Start Supplied information

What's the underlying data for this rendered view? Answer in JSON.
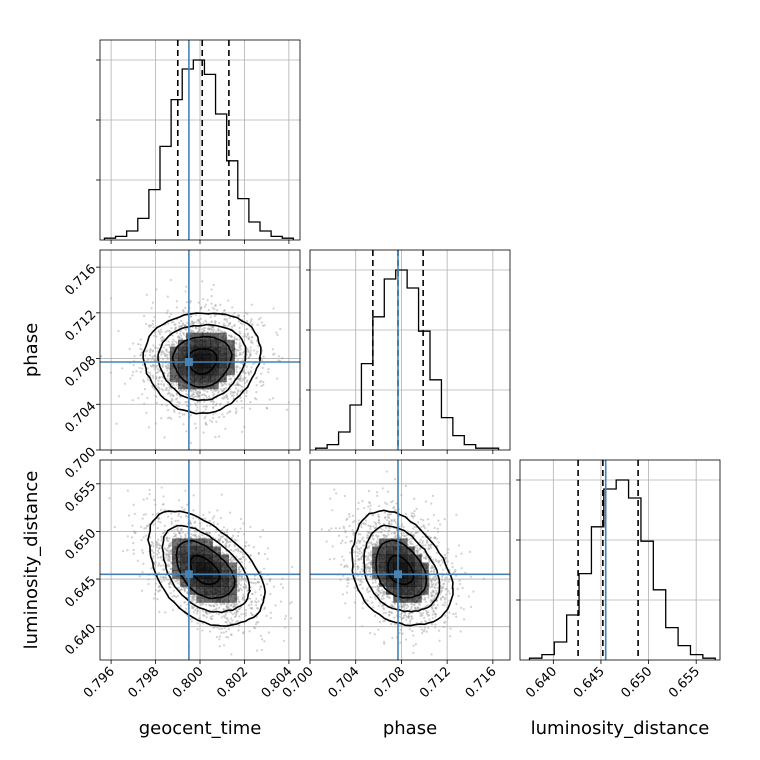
{
  "chart_data": {
    "type": "corner",
    "parameters": [
      {
        "name": "geocent_time",
        "range": [
          0.7955,
          0.8045
        ],
        "ticks": [
          0.796,
          0.798,
          0.8,
          0.802,
          0.804
        ],
        "tick_labels": [
          "0.796",
          "0.798",
          "0.800",
          "0.802",
          "0.804"
        ],
        "truth": 0.7995,
        "quantiles": [
          0.799,
          0.8001,
          0.8013
        ]
      },
      {
        "name": "phase",
        "range": [
          0.7,
          0.7175
        ],
        "ticks": [
          0.7,
          0.704,
          0.708,
          0.712,
          0.716
        ],
        "tick_labels": [
          "0.700",
          "0.704",
          "0.708",
          "0.712",
          "0.716"
        ],
        "truth": 0.7077,
        "quantiles": [
          0.7055,
          0.7077,
          0.7099
        ]
      },
      {
        "name": "luminosity_distance",
        "range": [
          0.6365,
          0.6575
        ],
        "ticks": [
          0.64,
          0.645,
          0.65,
          0.655
        ],
        "tick_labels": [
          "0.640",
          "0.645",
          "0.650",
          "0.655"
        ],
        "truth": 0.6455,
        "quantiles": [
          0.6426,
          0.6452,
          0.6489
        ]
      }
    ],
    "histograms": [
      {
        "parameter": "geocent_time",
        "bin_edges": [
          0.7957,
          0.7962,
          0.7967,
          0.7972,
          0.7977,
          0.7982,
          0.7987,
          0.7992,
          0.7997,
          0.8002,
          0.8007,
          0.8012,
          0.8017,
          0.8022,
          0.8027,
          0.8032,
          0.8037,
          0.8042
        ],
        "counts": [
          1,
          2,
          5,
          12,
          28,
          52,
          78,
          95,
          100,
          92,
          70,
          44,
          23,
          10,
          5,
          2,
          1
        ]
      },
      {
        "parameter": "phase",
        "bin_edges": [
          0.7005,
          0.7015,
          0.7025,
          0.7035,
          0.7045,
          0.7055,
          0.7065,
          0.7075,
          0.7085,
          0.7095,
          0.7105,
          0.7115,
          0.7125,
          0.7135,
          0.7145,
          0.7155,
          0.7165
        ],
        "counts": [
          1,
          3,
          10,
          25,
          48,
          74,
          95,
          100,
          90,
          66,
          39,
          18,
          8,
          3,
          1,
          1
        ]
      },
      {
        "parameter": "luminosity_distance",
        "bin_edges": [
          0.6375,
          0.6388,
          0.6401,
          0.6414,
          0.6427,
          0.644,
          0.6453,
          0.6466,
          0.6479,
          0.6492,
          0.6505,
          0.6518,
          0.6531,
          0.6544,
          0.6557,
          0.657
        ],
        "counts": [
          1,
          3,
          10,
          25,
          48,
          74,
          95,
          100,
          90,
          66,
          39,
          18,
          8,
          3,
          1
        ]
      }
    ],
    "scatter_panels": [
      {
        "x": "geocent_time",
        "y": "phase",
        "center": [
          0.8001,
          0.7078
        ],
        "sigma": [
          0.0013,
          0.0022
        ],
        "rho": 0.05
      },
      {
        "x": "geocent_time",
        "y": "luminosity_distance",
        "center": [
          0.8002,
          0.6459
        ],
        "sigma": [
          0.0013,
          0.003
        ],
        "rho": -0.45
      },
      {
        "x": "phase",
        "y": "luminosity_distance",
        "center": [
          0.7079,
          0.6459
        ],
        "sigma": [
          0.0022,
          0.003
        ],
        "rho": -0.3
      }
    ],
    "truth_color": "#4682b4",
    "grid": true
  }
}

End Supplied information

_Problem details_
Repeat the entries exactly and keep the pictures out of the copy.

_The answer_
What's the underlying data for this rendered view? Answer in JSON.
{
  "chart_data": {
    "type": "corner",
    "parameters": [
      {
        "name": "geocent_time",
        "range": [
          0.7955,
          0.8045
        ],
        "ticks": [
          0.796,
          0.798,
          0.8,
          0.802,
          0.804
        ],
        "tick_labels": [
          "0.796",
          "0.798",
          "0.800",
          "0.802",
          "0.804"
        ],
        "truth": 0.7995,
        "quantiles": [
          0.799,
          0.8001,
          0.8013
        ]
      },
      {
        "name": "phase",
        "range": [
          0.7,
          0.7175
        ],
        "ticks": [
          0.7,
          0.704,
          0.708,
          0.712,
          0.716
        ],
        "tick_labels": [
          "0.700",
          "0.704",
          "0.708",
          "0.712",
          "0.716"
        ],
        "truth": 0.7077,
        "quantiles": [
          0.7055,
          0.7077,
          0.7099
        ]
      },
      {
        "name": "luminosity_distance",
        "range": [
          0.6365,
          0.6575
        ],
        "ticks": [
          0.64,
          0.645,
          0.65,
          0.655
        ],
        "tick_labels": [
          "0.640",
          "0.645",
          "0.650",
          "0.655"
        ],
        "truth": 0.6455,
        "quantiles": [
          0.6426,
          0.6452,
          0.6489
        ]
      }
    ],
    "histograms": [
      {
        "parameter": "geocent_time",
        "bin_edges": [
          0.7957,
          0.7962,
          0.7967,
          0.7972,
          0.7977,
          0.7982,
          0.7987,
          0.7992,
          0.7997,
          0.8002,
          0.8007,
          0.8012,
          0.8017,
          0.8022,
          0.8027,
          0.8032,
          0.8037,
          0.8042
        ],
        "counts": [
          1,
          2,
          5,
          12,
          28,
          52,
          78,
          95,
          100,
          92,
          70,
          44,
          23,
          10,
          5,
          2,
          1
        ]
      },
      {
        "parameter": "phase",
        "bin_edges": [
          0.7005,
          0.7015,
          0.7025,
          0.7035,
          0.7045,
          0.7055,
          0.7065,
          0.7075,
          0.7085,
          0.7095,
          0.7105,
          0.7115,
          0.7125,
          0.7135,
          0.7145,
          0.7155,
          0.7165
        ],
        "counts": [
          1,
          3,
          10,
          25,
          48,
          74,
          95,
          100,
          90,
          66,
          39,
          18,
          8,
          3,
          1,
          1
        ]
      },
      {
        "parameter": "luminosity_distance",
        "bin_edges": [
          0.6375,
          0.6388,
          0.6401,
          0.6414,
          0.6427,
          0.644,
          0.6453,
          0.6466,
          0.6479,
          0.6492,
          0.6505,
          0.6518,
          0.6531,
          0.6544,
          0.6557,
          0.657
        ],
        "counts": [
          1,
          3,
          10,
          25,
          48,
          74,
          95,
          100,
          90,
          66,
          39,
          18,
          8,
          3,
          1
        ]
      }
    ],
    "scatter_panels": [
      {
        "x": "geocent_time",
        "y": "phase",
        "center": [
          0.8001,
          0.7078
        ],
        "sigma": [
          0.0013,
          0.0022
        ],
        "rho": 0.05
      },
      {
        "x": "geocent_time",
        "y": "luminosity_distance",
        "center": [
          0.8002,
          0.6459
        ],
        "sigma": [
          0.0013,
          0.003
        ],
        "rho": -0.45
      },
      {
        "x": "phase",
        "y": "luminosity_distance",
        "center": [
          0.7079,
          0.6459
        ],
        "sigma": [
          0.0022,
          0.003
        ],
        "rho": -0.3
      }
    ],
    "truth_color": "#4682b4",
    "grid": true
  }
}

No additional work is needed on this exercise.